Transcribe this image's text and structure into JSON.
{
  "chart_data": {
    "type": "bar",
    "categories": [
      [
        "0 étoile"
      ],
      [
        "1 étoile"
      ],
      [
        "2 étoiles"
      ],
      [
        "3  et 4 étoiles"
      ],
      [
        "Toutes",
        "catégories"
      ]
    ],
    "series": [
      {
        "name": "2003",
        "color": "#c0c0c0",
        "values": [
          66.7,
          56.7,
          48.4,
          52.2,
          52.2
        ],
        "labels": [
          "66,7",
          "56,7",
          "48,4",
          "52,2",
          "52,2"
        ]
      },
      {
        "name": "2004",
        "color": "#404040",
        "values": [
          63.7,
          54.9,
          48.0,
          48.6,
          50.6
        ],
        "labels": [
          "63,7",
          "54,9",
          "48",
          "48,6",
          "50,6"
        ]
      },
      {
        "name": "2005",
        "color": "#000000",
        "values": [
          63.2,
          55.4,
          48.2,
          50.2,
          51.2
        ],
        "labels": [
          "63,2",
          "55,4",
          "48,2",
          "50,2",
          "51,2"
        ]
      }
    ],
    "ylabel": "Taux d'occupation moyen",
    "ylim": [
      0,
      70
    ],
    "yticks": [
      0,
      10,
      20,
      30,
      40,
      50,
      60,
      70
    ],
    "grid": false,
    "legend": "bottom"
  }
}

***

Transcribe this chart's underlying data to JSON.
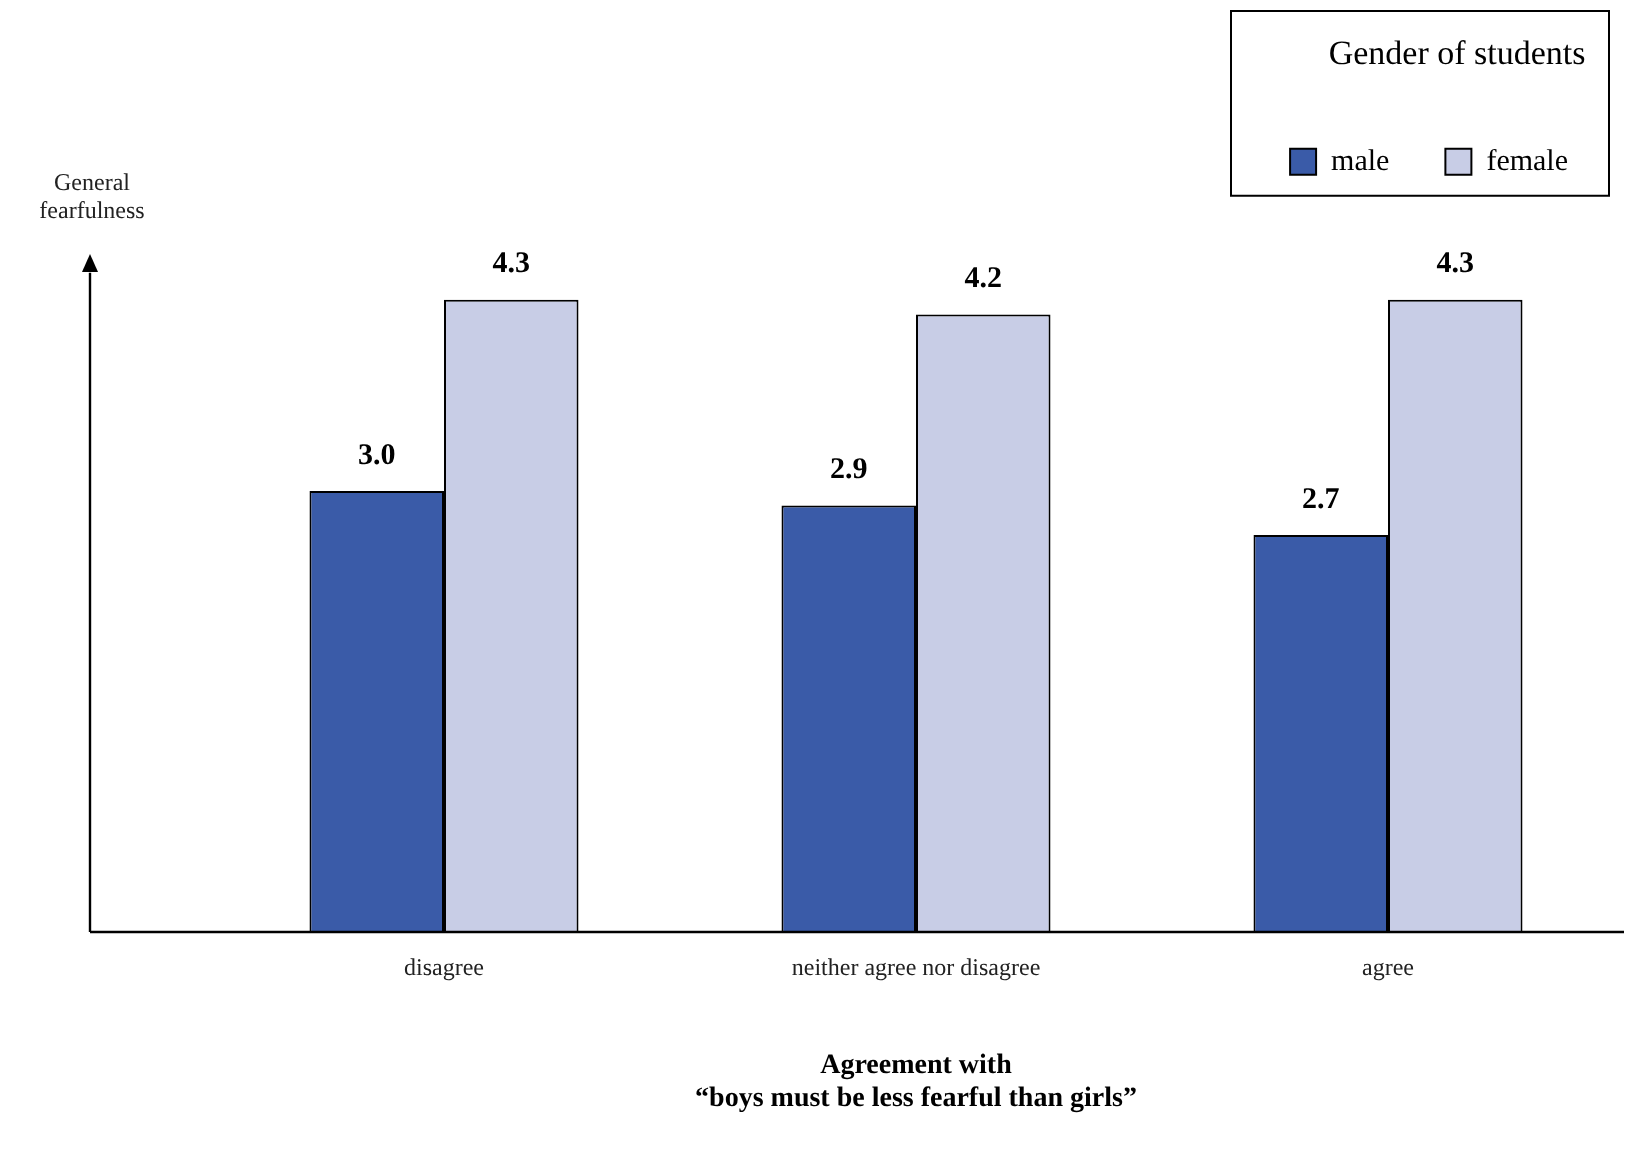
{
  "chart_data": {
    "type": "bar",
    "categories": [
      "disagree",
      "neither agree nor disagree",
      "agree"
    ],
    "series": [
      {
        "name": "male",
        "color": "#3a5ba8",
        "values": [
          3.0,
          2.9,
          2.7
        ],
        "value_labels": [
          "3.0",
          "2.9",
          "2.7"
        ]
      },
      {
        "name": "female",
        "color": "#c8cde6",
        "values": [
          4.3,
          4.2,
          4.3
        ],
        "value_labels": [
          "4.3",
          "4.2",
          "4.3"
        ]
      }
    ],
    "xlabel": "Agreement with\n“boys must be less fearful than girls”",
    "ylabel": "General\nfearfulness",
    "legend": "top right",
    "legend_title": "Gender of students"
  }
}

***

== Given problem ==
Report how many lines in the data include the word "Transcribe", and give nothing but the count.

== Exercise response ==
2